WORK TO COMPLETE> Can you print every one of the rows below again, word for word and in the same order?

STORED ROWS>
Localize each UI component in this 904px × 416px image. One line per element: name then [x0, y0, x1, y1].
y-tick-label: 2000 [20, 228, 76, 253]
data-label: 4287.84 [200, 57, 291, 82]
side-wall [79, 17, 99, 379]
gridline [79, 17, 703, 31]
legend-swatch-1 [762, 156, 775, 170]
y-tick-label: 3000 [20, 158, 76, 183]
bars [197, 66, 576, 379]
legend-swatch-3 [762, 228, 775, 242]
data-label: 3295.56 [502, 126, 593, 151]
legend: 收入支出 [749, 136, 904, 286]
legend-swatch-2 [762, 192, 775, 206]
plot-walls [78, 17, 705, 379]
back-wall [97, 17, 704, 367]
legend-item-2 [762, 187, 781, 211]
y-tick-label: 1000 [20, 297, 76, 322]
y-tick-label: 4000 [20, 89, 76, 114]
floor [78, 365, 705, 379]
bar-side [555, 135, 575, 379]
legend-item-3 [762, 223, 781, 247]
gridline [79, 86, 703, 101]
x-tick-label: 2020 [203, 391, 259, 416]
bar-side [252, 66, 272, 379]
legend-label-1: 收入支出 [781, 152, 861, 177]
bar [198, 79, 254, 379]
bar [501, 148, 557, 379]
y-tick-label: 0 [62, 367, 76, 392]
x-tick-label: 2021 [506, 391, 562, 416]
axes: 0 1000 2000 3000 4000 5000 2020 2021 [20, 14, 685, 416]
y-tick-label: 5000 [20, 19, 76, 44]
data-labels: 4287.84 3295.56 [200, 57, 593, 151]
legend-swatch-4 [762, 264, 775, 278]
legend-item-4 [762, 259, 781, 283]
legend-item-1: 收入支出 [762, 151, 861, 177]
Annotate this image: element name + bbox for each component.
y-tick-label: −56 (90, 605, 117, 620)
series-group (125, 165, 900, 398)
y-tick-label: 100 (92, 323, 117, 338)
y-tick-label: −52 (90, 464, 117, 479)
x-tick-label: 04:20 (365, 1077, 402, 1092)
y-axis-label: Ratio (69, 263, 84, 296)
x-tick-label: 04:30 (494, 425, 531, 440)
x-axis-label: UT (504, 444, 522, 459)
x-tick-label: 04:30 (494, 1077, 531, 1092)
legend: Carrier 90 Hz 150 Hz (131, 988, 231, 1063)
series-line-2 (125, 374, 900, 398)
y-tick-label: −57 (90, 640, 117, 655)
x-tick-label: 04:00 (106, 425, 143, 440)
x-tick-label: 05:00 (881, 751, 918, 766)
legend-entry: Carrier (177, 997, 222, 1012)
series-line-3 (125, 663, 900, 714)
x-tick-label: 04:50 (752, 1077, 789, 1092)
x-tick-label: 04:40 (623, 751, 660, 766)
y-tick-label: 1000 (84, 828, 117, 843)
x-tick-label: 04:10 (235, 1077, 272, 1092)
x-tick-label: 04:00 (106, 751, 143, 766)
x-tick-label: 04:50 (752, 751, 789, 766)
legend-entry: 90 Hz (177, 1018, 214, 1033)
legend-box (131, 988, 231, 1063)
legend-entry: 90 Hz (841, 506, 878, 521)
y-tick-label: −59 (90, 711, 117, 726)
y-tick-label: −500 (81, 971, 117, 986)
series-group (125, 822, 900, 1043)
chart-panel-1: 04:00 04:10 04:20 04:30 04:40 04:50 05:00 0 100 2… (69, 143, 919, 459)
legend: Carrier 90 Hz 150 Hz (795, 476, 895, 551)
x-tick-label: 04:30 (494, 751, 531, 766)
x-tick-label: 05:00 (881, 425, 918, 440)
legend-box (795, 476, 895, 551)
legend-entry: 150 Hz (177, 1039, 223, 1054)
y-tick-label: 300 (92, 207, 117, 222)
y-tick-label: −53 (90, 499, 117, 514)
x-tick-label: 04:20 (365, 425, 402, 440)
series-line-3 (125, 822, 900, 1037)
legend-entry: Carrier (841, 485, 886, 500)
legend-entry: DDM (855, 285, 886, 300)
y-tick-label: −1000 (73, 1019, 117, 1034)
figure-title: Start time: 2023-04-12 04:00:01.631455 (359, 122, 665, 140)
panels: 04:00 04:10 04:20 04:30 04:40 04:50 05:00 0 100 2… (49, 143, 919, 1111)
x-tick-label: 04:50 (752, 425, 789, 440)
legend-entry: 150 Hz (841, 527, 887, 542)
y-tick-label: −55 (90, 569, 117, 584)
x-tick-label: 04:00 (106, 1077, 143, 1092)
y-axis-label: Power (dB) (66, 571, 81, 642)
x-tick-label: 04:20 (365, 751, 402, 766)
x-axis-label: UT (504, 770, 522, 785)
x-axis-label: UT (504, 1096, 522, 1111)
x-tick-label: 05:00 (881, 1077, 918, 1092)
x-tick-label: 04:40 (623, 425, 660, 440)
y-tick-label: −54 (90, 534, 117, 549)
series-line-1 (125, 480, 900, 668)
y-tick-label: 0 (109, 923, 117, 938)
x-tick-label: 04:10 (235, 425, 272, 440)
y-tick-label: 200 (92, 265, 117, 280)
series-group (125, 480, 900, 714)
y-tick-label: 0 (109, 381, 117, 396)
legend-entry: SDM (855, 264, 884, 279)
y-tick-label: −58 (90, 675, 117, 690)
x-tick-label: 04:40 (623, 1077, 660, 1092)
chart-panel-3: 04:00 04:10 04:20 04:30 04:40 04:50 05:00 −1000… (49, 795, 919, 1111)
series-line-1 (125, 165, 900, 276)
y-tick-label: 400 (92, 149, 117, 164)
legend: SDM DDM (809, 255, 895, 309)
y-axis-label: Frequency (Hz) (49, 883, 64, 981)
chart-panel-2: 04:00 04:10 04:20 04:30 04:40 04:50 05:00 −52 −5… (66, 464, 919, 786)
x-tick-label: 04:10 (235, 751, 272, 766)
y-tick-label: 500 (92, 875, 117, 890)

RESULT FOR THIS TASK>
Localize each UI component in this 904px × 416px image. One line per element: name then [x0, y0, x1, y1].
y-tick-label: 2000 [20, 228, 76, 253]
data-label: 4287.84 [200, 57, 291, 82]
side-wall [79, 17, 99, 379]
gridline [79, 17, 703, 31]
legend-swatch-1 [762, 156, 775, 170]
y-tick-label: 3000 [20, 158, 76, 183]
bars [197, 66, 576, 379]
legend-swatch-3 [762, 228, 775, 242]
data-label: 3295.56 [502, 126, 593, 151]
legend: 收入支出 [749, 136, 904, 286]
legend-swatch-2 [762, 192, 775, 206]
plot-walls [78, 17, 705, 379]
back-wall [97, 17, 704, 367]
legend-item-2 [762, 187, 781, 211]
y-tick-label: 1000 [20, 297, 76, 322]
y-tick-label: 4000 [20, 89, 76, 114]
floor [78, 365, 705, 379]
bar-side [555, 135, 575, 379]
legend-item-3 [762, 223, 781, 247]
gridline [79, 86, 703, 101]
x-tick-label: 2020 [203, 391, 259, 416]
bar-side [252, 66, 272, 379]
legend-label-1: 收入支出 [781, 152, 861, 177]
bar [198, 79, 254, 379]
bar [501, 148, 557, 379]
y-tick-label: 0 [62, 367, 76, 392]
x-tick-label: 2021 [506, 391, 562, 416]
axes: 0 1000 2000 3000 4000 5000 2020 2021 [20, 14, 685, 416]
y-tick-label: 5000 [20, 19, 76, 44]
data-labels: 4287.84 3295.56 [200, 57, 593, 151]
legend-swatch-4 [762, 264, 775, 278]
legend-item-4 [762, 259, 781, 283]
legend-item-1: 收入支出 [762, 151, 861, 177]
Annotate this image: element name + bbox for each component.
y-tick-label: −56 (90, 605, 117, 620)
series-group (125, 165, 900, 398)
y-tick-label: 100 (92, 323, 117, 338)
y-tick-label: −52 (90, 464, 117, 479)
x-tick-label: 04:20 (365, 1077, 402, 1092)
y-axis-label: Ratio (69, 263, 84, 296)
x-tick-label: 04:30 (494, 425, 531, 440)
x-axis-label: UT (504, 444, 522, 459)
x-tick-label: 04:30 (494, 1077, 531, 1092)
legend: Carrier 90 Hz 150 Hz (131, 988, 231, 1063)
series-line-2 (125, 374, 900, 398)
y-tick-label: −57 (90, 640, 117, 655)
x-tick-label: 04:00 (106, 425, 143, 440)
x-tick-label: 05:00 (881, 751, 918, 766)
legend-entry: Carrier (177, 997, 222, 1012)
series-line-3 (125, 663, 900, 714)
x-tick-label: 04:50 (752, 1077, 789, 1092)
x-tick-label: 04:40 (623, 751, 660, 766)
y-tick-label: 1000 (84, 828, 117, 843)
x-tick-label: 04:10 (235, 1077, 272, 1092)
x-tick-label: 04:00 (106, 751, 143, 766)
x-tick-label: 04:50 (752, 751, 789, 766)
legend-entry: 90 Hz (177, 1018, 214, 1033)
legend-box (131, 988, 231, 1063)
legend-entry: 90 Hz (841, 506, 878, 521)
y-tick-label: −59 (90, 711, 117, 726)
y-tick-label: −500 (81, 971, 117, 986)
series-group (125, 822, 900, 1043)
chart-panel-1: 04:00 04:10 04:20 04:30 04:40 04:50 05:00 0 100 2… (69, 143, 919, 459)
legend: Carrier 90 Hz 150 Hz (795, 476, 895, 551)
x-tick-label: 04:30 (494, 751, 531, 766)
x-tick-label: 05:00 (881, 425, 918, 440)
legend-box (795, 476, 895, 551)
legend-entry: 150 Hz (177, 1039, 223, 1054)
y-tick-label: 300 (92, 207, 117, 222)
y-tick-label: −53 (90, 499, 117, 514)
x-tick-label: 04:20 (365, 425, 402, 440)
series-line-3 (125, 822, 900, 1037)
legend-entry: Carrier (841, 485, 886, 500)
legend-entry: DDM (855, 285, 886, 300)
y-tick-label: −1000 (73, 1019, 117, 1034)
figure-title: Start time: 2023-04-12 04:00:01.631455 (359, 122, 665, 140)
panels: 04:00 04:10 04:20 04:30 04:40 04:50 05:00 0 100 2… (49, 143, 919, 1111)
x-tick-label: 04:50 (752, 425, 789, 440)
legend-entry: 150 Hz (841, 527, 887, 542)
y-tick-label: −55 (90, 569, 117, 584)
x-tick-label: 04:00 (106, 1077, 143, 1092)
y-axis-label: Power (dB) (66, 571, 81, 642)
x-tick-label: 04:20 (365, 751, 402, 766)
x-axis-label: UT (504, 770, 522, 785)
x-axis-label: UT (504, 1096, 522, 1111)
x-tick-label: 05:00 (881, 1077, 918, 1092)
x-tick-label: 04:40 (623, 425, 660, 440)
y-tick-label: −54 (90, 534, 117, 549)
series-line-1 (125, 480, 900, 668)
y-tick-label: 0 (109, 923, 117, 938)
x-tick-label: 04:10 (235, 425, 272, 440)
y-tick-label: 200 (92, 265, 117, 280)
series-group (125, 480, 900, 714)
y-tick-label: 0 (109, 381, 117, 396)
legend-entry: SDM (855, 264, 884, 279)
y-tick-label: −58 (90, 675, 117, 690)
x-tick-label: 04:40 (623, 1077, 660, 1092)
chart-panel-3: 04:00 04:10 04:20 04:30 04:40 04:50 05:00 −1000… (49, 795, 919, 1111)
series-line-1 (125, 165, 900, 276)
y-tick-label: 400 (92, 149, 117, 164)
legend: SDM DDM (809, 255, 895, 309)
y-axis-label: Frequency (Hz) (49, 883, 64, 981)
chart-panel-2: 04:00 04:10 04:20 04:30 04:40 04:50 05:00 −52 −5… (66, 464, 919, 786)
x-tick-label: 04:10 (235, 751, 272, 766)
y-tick-label: 500 (92, 875, 117, 890)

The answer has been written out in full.